> _Aim of the exercise_: Count how many lines hold the string "What", and give only that number.

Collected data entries
---
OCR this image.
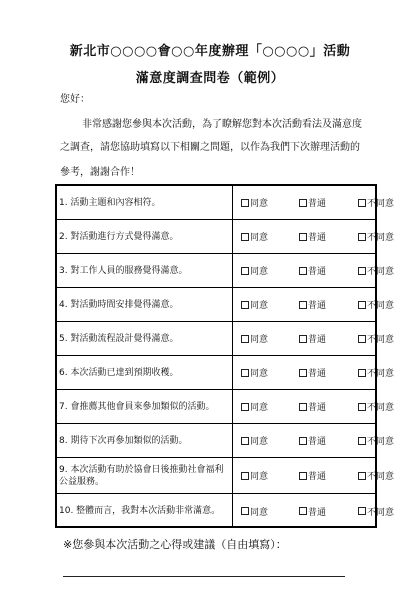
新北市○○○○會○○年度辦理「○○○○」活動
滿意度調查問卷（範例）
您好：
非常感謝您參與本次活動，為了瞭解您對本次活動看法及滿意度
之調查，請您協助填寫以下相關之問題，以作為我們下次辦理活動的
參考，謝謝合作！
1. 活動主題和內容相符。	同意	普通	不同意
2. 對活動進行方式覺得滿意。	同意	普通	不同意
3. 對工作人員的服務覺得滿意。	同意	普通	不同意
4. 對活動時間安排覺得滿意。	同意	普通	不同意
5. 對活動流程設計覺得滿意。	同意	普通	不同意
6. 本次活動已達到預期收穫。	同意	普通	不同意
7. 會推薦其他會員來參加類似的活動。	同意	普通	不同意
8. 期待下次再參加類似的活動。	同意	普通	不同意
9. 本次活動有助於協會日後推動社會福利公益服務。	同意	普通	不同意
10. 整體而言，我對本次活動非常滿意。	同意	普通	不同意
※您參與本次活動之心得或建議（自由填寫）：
---
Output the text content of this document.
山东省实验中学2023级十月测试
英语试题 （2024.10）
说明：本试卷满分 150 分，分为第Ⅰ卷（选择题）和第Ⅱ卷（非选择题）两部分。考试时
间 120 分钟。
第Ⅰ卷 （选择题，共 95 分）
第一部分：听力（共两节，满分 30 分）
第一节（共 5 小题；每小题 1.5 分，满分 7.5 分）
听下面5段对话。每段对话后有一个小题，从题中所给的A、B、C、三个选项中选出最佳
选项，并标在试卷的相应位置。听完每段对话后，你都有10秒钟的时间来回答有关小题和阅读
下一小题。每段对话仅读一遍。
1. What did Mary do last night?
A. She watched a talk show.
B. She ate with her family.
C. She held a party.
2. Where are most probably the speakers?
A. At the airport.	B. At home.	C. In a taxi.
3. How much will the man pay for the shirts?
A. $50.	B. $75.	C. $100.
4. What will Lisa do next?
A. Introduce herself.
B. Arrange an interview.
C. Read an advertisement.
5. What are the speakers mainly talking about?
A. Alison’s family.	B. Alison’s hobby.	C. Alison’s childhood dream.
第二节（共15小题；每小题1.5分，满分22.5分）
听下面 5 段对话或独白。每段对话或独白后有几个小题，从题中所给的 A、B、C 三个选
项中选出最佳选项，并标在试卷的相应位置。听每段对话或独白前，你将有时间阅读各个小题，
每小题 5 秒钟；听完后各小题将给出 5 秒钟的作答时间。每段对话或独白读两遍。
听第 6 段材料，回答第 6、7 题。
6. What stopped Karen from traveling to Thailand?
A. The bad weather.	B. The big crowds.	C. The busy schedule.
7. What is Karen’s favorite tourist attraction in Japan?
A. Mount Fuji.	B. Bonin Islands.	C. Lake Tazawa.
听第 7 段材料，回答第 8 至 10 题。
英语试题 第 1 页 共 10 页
---
> _The completed task_: 5